• _TASK DETAILS_: Below are records; count the lines in them that hold "type" and give only the count.
******************************
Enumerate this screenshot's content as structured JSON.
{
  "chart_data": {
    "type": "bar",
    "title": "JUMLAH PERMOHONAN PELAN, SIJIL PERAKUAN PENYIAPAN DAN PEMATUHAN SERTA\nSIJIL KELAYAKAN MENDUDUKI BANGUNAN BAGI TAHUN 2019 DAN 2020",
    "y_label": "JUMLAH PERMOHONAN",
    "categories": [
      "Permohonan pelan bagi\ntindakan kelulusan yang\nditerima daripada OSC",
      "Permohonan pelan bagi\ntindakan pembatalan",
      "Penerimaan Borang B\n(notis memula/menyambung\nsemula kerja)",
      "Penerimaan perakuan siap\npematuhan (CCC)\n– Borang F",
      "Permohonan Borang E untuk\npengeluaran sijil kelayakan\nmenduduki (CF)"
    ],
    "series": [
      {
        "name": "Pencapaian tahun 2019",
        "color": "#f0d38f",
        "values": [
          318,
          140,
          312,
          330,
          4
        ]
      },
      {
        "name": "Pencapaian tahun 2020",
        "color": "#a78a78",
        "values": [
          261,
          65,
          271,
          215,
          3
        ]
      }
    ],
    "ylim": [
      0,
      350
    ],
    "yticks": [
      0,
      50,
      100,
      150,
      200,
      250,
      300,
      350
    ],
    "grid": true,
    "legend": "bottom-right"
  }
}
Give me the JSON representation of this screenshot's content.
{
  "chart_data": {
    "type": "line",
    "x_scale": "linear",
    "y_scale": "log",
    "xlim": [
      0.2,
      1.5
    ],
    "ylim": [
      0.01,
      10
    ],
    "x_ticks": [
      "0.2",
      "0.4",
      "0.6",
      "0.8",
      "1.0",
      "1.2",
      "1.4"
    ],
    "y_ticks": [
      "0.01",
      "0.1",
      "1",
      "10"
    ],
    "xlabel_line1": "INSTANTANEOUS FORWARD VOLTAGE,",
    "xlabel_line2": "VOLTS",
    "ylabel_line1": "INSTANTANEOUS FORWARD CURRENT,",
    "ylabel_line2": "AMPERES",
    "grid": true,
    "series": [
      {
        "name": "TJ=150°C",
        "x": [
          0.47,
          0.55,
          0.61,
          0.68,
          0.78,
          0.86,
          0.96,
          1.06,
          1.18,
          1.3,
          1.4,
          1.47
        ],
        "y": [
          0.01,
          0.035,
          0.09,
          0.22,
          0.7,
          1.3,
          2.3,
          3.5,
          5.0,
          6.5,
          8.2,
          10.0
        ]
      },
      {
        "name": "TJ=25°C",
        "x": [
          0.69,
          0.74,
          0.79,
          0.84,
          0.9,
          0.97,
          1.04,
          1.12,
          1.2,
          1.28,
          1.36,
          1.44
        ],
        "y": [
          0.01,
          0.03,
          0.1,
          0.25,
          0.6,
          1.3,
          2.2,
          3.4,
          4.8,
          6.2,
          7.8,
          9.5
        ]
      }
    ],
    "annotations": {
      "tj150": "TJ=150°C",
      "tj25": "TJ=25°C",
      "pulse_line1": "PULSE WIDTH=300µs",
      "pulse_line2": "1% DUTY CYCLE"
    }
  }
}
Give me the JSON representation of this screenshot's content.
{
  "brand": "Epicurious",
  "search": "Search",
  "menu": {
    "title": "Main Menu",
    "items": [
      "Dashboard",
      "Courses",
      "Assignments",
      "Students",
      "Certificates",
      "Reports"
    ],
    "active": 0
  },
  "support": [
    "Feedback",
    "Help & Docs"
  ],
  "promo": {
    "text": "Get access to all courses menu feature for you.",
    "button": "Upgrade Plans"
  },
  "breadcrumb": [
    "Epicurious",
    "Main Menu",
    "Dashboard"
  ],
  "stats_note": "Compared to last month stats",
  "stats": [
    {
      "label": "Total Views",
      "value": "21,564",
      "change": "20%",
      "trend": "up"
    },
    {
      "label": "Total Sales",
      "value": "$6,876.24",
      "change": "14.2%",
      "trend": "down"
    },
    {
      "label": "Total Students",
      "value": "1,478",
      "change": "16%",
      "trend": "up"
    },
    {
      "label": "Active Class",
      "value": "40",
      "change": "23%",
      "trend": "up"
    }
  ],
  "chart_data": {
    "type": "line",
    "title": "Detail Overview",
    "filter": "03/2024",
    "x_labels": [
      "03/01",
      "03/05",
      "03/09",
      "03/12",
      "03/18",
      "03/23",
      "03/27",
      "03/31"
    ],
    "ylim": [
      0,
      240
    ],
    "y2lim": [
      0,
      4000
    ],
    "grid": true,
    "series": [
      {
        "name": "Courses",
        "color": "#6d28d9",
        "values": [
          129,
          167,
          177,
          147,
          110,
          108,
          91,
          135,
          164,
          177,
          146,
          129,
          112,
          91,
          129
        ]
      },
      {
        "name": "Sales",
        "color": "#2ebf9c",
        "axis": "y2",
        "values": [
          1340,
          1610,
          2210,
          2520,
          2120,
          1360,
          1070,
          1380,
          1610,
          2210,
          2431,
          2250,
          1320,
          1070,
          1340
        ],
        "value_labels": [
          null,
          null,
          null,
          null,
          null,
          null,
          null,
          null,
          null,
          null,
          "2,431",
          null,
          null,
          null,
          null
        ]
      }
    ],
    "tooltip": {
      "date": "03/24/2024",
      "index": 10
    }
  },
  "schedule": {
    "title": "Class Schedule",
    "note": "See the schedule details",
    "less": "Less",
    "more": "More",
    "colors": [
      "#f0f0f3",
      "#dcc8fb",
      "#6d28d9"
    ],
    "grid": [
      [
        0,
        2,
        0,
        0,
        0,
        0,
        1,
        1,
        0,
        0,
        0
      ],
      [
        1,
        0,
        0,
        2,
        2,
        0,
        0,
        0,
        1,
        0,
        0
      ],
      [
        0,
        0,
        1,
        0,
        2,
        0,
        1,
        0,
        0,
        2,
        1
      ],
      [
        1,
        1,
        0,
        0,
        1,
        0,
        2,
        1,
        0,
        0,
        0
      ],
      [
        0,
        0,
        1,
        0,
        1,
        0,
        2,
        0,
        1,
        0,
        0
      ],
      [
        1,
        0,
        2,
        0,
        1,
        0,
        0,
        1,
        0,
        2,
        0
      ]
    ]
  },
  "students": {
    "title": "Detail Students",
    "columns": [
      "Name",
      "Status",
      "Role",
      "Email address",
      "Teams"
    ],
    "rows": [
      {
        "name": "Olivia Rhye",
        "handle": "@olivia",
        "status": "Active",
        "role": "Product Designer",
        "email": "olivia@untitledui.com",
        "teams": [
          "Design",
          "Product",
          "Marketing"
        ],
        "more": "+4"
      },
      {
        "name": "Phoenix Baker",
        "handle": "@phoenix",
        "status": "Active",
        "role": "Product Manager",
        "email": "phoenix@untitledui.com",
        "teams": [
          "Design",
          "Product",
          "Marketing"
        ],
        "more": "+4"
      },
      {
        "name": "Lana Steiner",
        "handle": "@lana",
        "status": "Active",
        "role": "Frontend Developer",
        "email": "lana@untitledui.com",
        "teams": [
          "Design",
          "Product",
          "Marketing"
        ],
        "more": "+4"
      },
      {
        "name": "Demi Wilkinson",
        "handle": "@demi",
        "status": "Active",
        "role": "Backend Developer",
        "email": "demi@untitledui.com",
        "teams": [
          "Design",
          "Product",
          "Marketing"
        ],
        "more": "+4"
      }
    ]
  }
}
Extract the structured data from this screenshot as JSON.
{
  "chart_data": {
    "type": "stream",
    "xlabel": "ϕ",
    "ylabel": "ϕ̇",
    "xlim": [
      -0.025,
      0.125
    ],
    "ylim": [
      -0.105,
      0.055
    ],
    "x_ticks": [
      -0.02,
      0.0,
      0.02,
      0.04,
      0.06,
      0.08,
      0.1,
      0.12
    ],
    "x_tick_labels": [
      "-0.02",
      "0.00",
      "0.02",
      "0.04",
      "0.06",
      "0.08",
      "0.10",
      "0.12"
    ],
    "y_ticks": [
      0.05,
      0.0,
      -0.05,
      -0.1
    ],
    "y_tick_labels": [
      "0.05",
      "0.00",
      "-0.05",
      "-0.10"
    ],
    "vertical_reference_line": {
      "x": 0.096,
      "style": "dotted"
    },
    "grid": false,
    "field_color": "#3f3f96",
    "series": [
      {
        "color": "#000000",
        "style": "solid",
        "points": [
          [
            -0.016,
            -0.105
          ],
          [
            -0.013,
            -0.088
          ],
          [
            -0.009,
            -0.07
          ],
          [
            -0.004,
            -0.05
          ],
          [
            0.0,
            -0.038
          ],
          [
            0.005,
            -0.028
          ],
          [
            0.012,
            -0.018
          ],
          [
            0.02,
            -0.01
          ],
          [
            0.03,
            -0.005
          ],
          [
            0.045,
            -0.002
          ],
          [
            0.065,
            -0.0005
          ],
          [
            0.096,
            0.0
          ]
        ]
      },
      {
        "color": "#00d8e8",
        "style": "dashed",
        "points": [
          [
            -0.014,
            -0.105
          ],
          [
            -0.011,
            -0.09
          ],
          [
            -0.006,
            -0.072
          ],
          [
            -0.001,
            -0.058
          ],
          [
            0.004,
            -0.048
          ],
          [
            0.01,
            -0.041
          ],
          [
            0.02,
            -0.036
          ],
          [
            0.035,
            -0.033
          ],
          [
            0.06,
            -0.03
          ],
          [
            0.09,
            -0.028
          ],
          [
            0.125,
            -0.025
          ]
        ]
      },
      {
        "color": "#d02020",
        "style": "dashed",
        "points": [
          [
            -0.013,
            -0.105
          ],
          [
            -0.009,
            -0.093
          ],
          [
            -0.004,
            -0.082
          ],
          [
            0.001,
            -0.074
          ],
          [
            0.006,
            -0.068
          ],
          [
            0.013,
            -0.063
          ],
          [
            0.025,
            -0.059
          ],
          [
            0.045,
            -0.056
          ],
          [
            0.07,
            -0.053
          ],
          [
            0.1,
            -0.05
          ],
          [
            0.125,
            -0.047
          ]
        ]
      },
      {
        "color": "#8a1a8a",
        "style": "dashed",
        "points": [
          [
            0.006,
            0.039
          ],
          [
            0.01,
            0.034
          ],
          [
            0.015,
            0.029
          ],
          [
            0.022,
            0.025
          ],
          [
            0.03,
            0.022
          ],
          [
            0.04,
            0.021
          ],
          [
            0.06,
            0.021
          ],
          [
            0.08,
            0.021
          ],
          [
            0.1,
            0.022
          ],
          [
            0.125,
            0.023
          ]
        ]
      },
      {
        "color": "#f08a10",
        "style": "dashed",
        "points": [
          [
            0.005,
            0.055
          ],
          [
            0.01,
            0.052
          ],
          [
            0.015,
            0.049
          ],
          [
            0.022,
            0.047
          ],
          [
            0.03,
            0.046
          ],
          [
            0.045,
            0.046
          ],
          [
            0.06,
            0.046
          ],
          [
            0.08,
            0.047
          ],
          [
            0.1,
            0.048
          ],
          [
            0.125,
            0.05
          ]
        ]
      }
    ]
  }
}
******************************
• _WRITTEN RESPONSE_: 4